EXERCISE INSTRUCTIONS:
Isolate every line in the records below with "compared" in it.

Data tied to figure images
━━━

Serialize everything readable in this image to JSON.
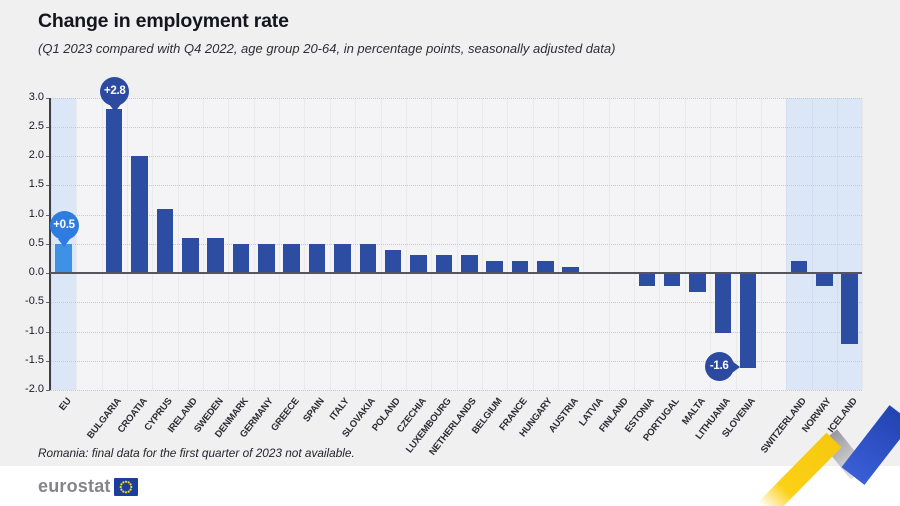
{
  "header": {
    "title": "Change in employment rate",
    "subtitle": "(Q1 2023 compared with Q4 2022, age group 20-64, in percentage points, seasonally adjusted data)"
  },
  "chart_data": {
    "type": "bar",
    "title": "Change in employment rate",
    "subtitle": "(Q1 2023 compared with Q4 2022, age group 20-64, in percentage points, seasonally adjusted data)",
    "unit": "percentage points",
    "categories": [
      "EU",
      "BULGARIA",
      "CROATIA",
      "CYPRUS",
      "IRELAND",
      "SWEDEN",
      "DENMARK",
      "GERMANY",
      "GREECE",
      "SPAIN",
      "ITALY",
      "SLOVAKIA",
      "POLAND",
      "CZECHIA",
      "LUXEMBOURG",
      "NETHERLANDS",
      "BELGIUM",
      "FRANCE",
      "HUNGARY",
      "AUSTRIA",
      "LATVIA",
      "FINLAND",
      "ESTONIA",
      "PORTUGAL",
      "MALTA",
      "LITHUANIA",
      "SLOVENIA",
      "SWITZERLAND",
      "NORWAY",
      "ICELAND"
    ],
    "values": [
      0.5,
      2.8,
      2.0,
      1.1,
      0.6,
      0.6,
      0.5,
      0.5,
      0.5,
      0.5,
      0.5,
      0.5,
      0.4,
      0.3,
      0.3,
      0.3,
      0.2,
      0.2,
      0.2,
      0.1,
      0.0,
      0.0,
      -0.2,
      -0.2,
      -0.3,
      -1.0,
      -1.6,
      0.2,
      -0.2,
      -1.2
    ],
    "ylim": [
      -2.0,
      3.0
    ],
    "ytick_step": 0.5,
    "yticks": [
      "3.0",
      "2.5",
      "2.0",
      "1.5",
      "1.0",
      "0.5",
      "0.0",
      "-0.5",
      "-1.0",
      "-1.5",
      "-2.0"
    ],
    "grid": true,
    "gaps_after": [
      "EU",
      "SLOVENIA"
    ],
    "bands": [
      {
        "from": "EU",
        "to": "EU"
      },
      {
        "from": "SWITZERLAND",
        "to": "ICELAND"
      }
    ],
    "callouts": [
      {
        "category": "EU",
        "label": "+0.5",
        "style": "light",
        "tail": "down"
      },
      {
        "category": "BULGARIA",
        "label": "+2.8",
        "style": "dark",
        "tail": "down"
      },
      {
        "category": "SLOVENIA",
        "label": "-1.6",
        "style": "dark",
        "tail": "right"
      }
    ],
    "colors": {
      "bar": "#2c4da1",
      "eu_bar": "#3e92e5",
      "band": "#dbe7f7",
      "callout_dark": "#2b4aa0",
      "callout_light": "#2e7ce0",
      "zero_line": "#55555c",
      "axis_line": "#3f3f47",
      "gridline": "#c7c7cd"
    }
  },
  "footer": {
    "note": "Romania: final data for the first quarter of 2023 not available.",
    "logo_text": "eurostat"
  },
  "decor_colors": {
    "logo_blue": "#1c3f9e",
    "logo_star": "#ffd617",
    "zigzag_yellow": "#fcd014",
    "zigzag_gray": "#b9b9bf",
    "zigzag_blue": "#2b4dc2"
  }
}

━━━

ANSWER TO THIS TASK:
    "subtitle": "(Q1 2023 compared with Q4 2022, age group 20-64, in percentage points, seasonally adjusted data)"
    "subtitle": "(Q1 2023 compared with Q4 2022, age group 20-64, in percentage points, seasonally adjusted data)",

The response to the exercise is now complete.